▶ Requirement: Exclude images, then output the remaining data verbatim.

-- start of Material for this task --

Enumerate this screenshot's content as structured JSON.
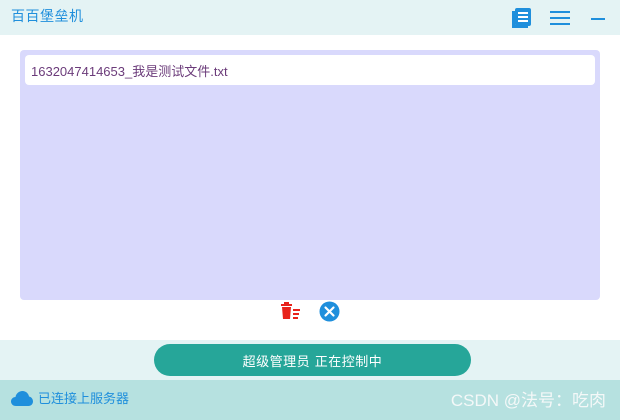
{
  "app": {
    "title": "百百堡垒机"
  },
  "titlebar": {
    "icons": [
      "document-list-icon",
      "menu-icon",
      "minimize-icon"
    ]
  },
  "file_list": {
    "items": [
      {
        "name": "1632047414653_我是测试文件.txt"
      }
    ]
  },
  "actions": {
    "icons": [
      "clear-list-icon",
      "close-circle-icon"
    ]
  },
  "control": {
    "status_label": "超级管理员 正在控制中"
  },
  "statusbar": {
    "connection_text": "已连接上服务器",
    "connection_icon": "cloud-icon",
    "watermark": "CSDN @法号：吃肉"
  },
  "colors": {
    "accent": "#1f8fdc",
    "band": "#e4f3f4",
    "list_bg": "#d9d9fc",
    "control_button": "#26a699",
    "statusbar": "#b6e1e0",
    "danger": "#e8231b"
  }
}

-- end of Material for this task --

▶ Complete response:
Enumerate this screenshot's content as structured JSON.
{
  "app": {
    "title": "百百堡垒机"
  },
  "titlebar": {
    "icons": [
      "document-list-icon",
      "menu-icon",
      "minimize-icon"
    ]
  },
  "file_list": {
    "items": [
      {
        "name": "1632047414653_我是测试文件.txt"
      }
    ]
  },
  "actions": {
    "icons": [
      "clear-list-icon",
      "close-circle-icon"
    ]
  },
  "control": {
    "status_label": "超级管理员 正在控制中"
  },
  "statusbar": {
    "connection_text": "已连接上服务器",
    "connection_icon": "cloud-icon",
    "watermark": "CSDN @法号：吃肉"
  },
  "colors": {
    "accent": "#1f8fdc",
    "band": "#e4f3f4",
    "list_bg": "#d9d9fc",
    "control_button": "#26a699",
    "statusbar": "#b6e1e0",
    "danger": "#e8231b"
  }
}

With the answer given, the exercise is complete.